◆ Problem details ◆
Look through the listing below and report how many lines contain "Output", as a bare number.
=-=-=-=-=
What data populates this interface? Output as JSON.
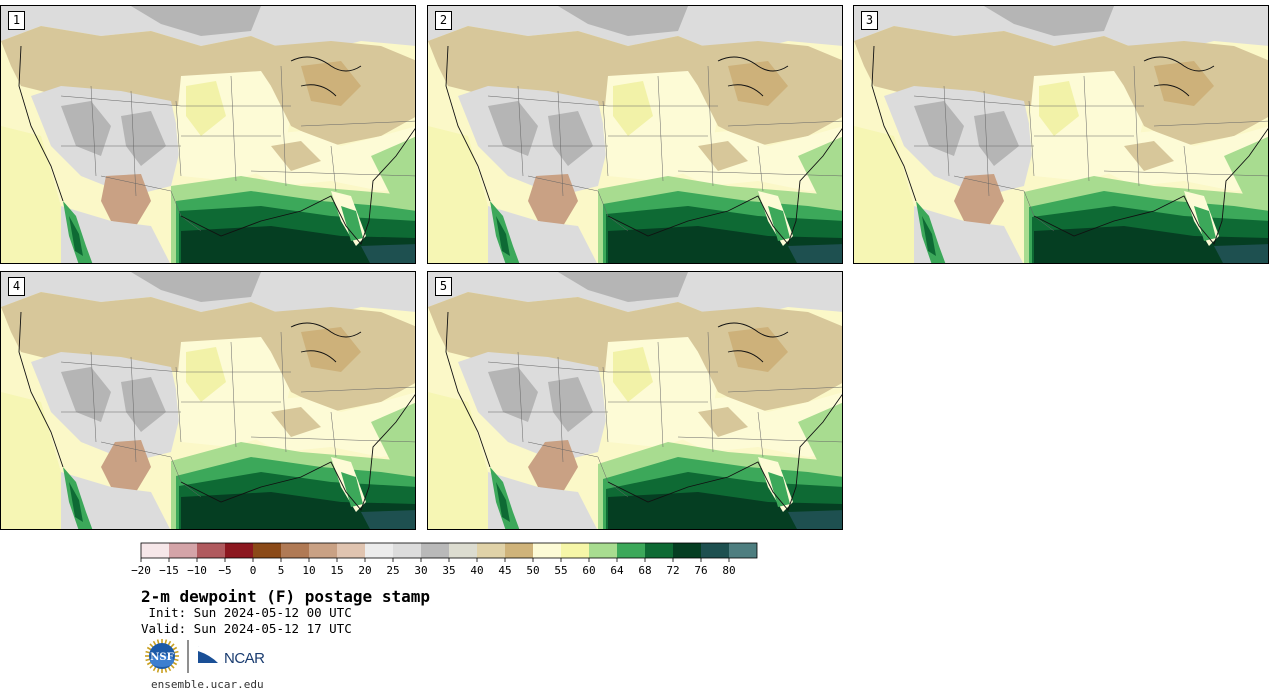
{
  "title": "2-m dewpoint (F) postage stamp",
  "init": " Init: Sun 2024-05-12 00 UTC",
  "valid": "Valid: Sun 2024-05-12 17 UTC",
  "website": "ensemble.ucar.edu",
  "logos": {
    "nsf_text": "NSF",
    "ncar_text": "NCAR"
  },
  "members": [
    {
      "label": "1"
    },
    {
      "label": "2"
    },
    {
      "label": "3"
    },
    {
      "label": "4"
    },
    {
      "label": "5"
    }
  ],
  "colorbar": {
    "tick_labels": [
      "−20",
      "−15",
      "−10",
      "−5",
      "0",
      "5",
      "10",
      "15",
      "20",
      "25",
      "30",
      "35",
      "40",
      "45",
      "50",
      "55",
      "60",
      "64",
      "68",
      "72",
      "76",
      "80"
    ],
    "colors": [
      "#f6e7e9",
      "#d4a4a8",
      "#b05a5e",
      "#8c1820",
      "#8b4a18",
      "#b07a55",
      "#c9a184",
      "#e0c4b0",
      "#ececec",
      "#dcdcdc",
      "#b9b9b9",
      "#dcdcd0",
      "#e0d2a8",
      "#cfb37a",
      "#fdfbd6",
      "#f6f6a8",
      "#a8dc90",
      "#3ca85a",
      "#0e6a34",
      "#053e22",
      "#1e5050",
      "#4e7e80"
    ]
  },
  "map_colors": {
    "ocean": "#fbf8c8",
    "ocean_far": "#f6f6b4",
    "land_moist": "#fdfbd6",
    "land_mid": "#d7c79a",
    "land_dry": "#cdb17a",
    "dry_gray": "#dcdcdc",
    "dry_darkgray": "#b5b5b5",
    "desert_brown": "#c9a184",
    "green_light": "#a8dc90",
    "green_mid": "#3ca85a",
    "green_dark": "#0e6a34",
    "green_darkest": "#053e22",
    "teal": "#1e5050"
  }
}
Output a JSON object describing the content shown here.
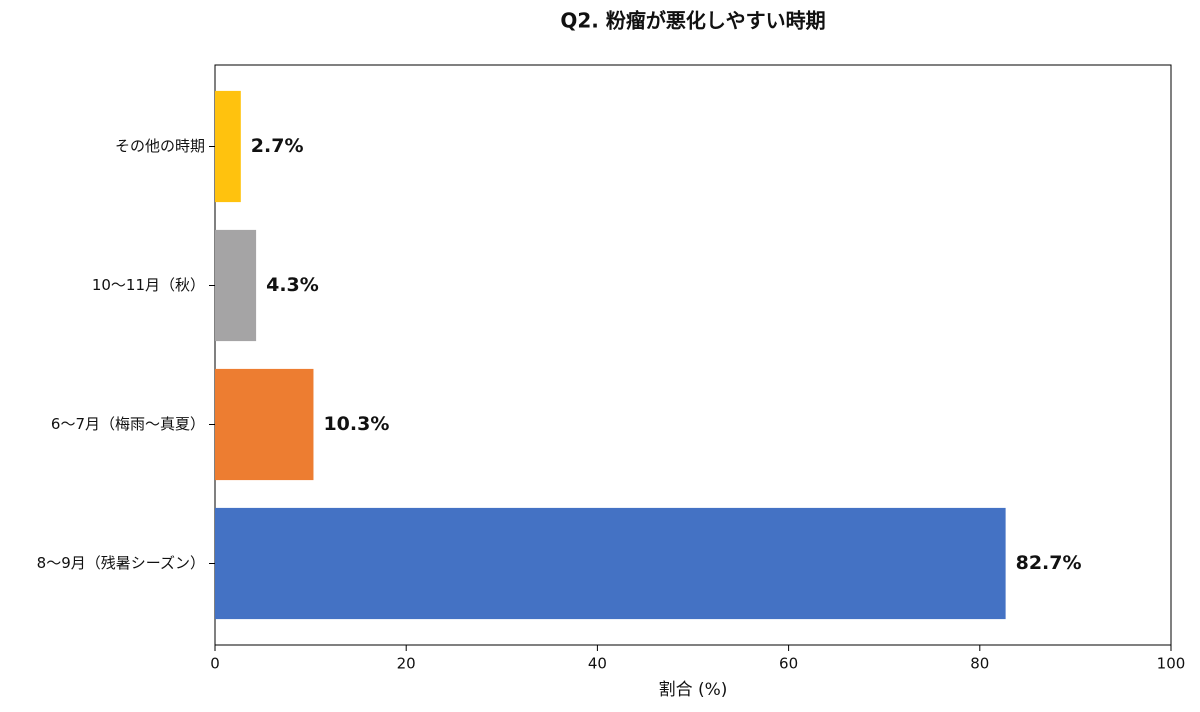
{
  "chart_data": {
    "type": "barh",
    "title": "Q2. 粉瘤が悪化しやすい時期",
    "categories": [
      "その他の時期",
      "10〜11月（秋）",
      "6〜7月（梅雨〜真夏）",
      "8〜9月（残暑シーズン）"
    ],
    "values": [
      2.7,
      4.3,
      10.3,
      82.7
    ],
    "value_labels": [
      "2.7%",
      "4.3%",
      "10.3%",
      "82.7%"
    ],
    "colors": [
      "#ffc20e",
      "#a5a4a5",
      "#ed7d31",
      "#4472c4"
    ],
    "xlabel": "割合 (%)",
    "xlim": [
      0,
      100
    ],
    "xticks": [
      0,
      20,
      40,
      60,
      80,
      100
    ],
    "grid": false
  }
}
=-=-=-=-=
◆ Answer for the task ◆
2